* [TASK DETAILS]
Repeat each record exactly as written, and drop any images.

┄┄┄┄┄┄┄┄┄┄

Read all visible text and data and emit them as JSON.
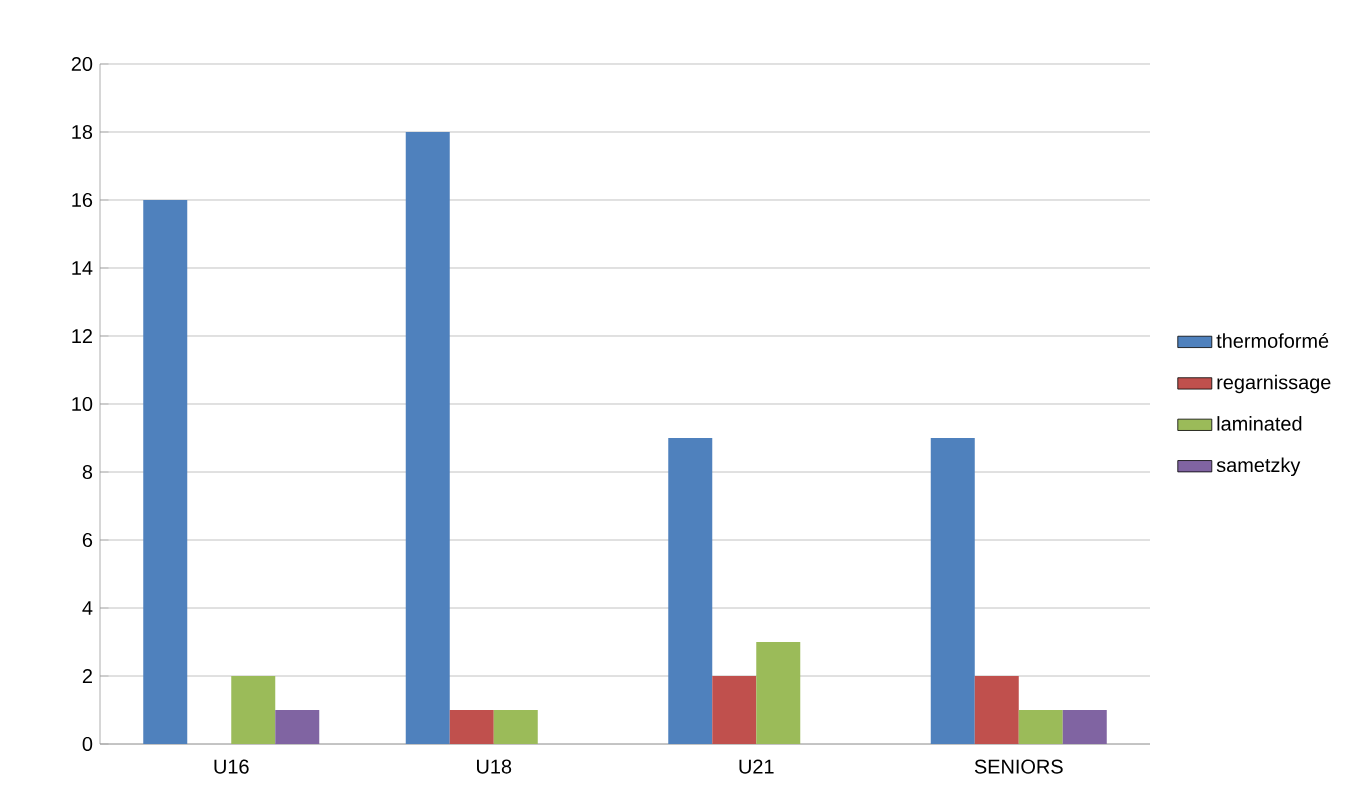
{
  "chart_data": {
    "type": "bar",
    "categories": [
      "U16",
      "U18",
      "U21",
      "SENIORS"
    ],
    "series": [
      {
        "name": "thermoformé",
        "color": "#4f81bd",
        "values": [
          16,
          18,
          9,
          9
        ]
      },
      {
        "name": "regarnissage",
        "color": "#c0504d",
        "values": [
          null,
          1,
          2,
          2
        ]
      },
      {
        "name": "laminated",
        "color": "#9bbb59",
        "values": [
          2,
          1,
          3,
          1
        ]
      },
      {
        "name": "sametzky",
        "color": "#8064a2",
        "values": [
          1,
          null,
          null,
          1
        ]
      }
    ],
    "ylim": [
      0,
      20
    ],
    "yticks": [
      0,
      2,
      4,
      6,
      8,
      10,
      12,
      14,
      16,
      18,
      20
    ],
    "grid": "y",
    "legend": "right"
  }
}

┄┄┄┄┄┄┄┄┄┄

* [WRITTEN SOLUTION]
Read all visible text and data and emit them as JSON.
{
  "chart_data": {
    "type": "bar",
    "categories": [
      "U16",
      "U18",
      "U21",
      "SENIORS"
    ],
    "series": [
      {
        "name": "thermoformé",
        "color": "#4f81bd",
        "values": [
          16,
          18,
          9,
          9
        ]
      },
      {
        "name": "regarnissage",
        "color": "#c0504d",
        "values": [
          null,
          1,
          2,
          2
        ]
      },
      {
        "name": "laminated",
        "color": "#9bbb59",
        "values": [
          2,
          1,
          3,
          1
        ]
      },
      {
        "name": "sametzky",
        "color": "#8064a2",
        "values": [
          1,
          null,
          null,
          1
        ]
      }
    ],
    "ylim": [
      0,
      20
    ],
    "yticks": [
      0,
      2,
      4,
      6,
      8,
      10,
      12,
      14,
      16,
      18,
      20
    ],
    "grid": "y",
    "legend": "right"
  }
}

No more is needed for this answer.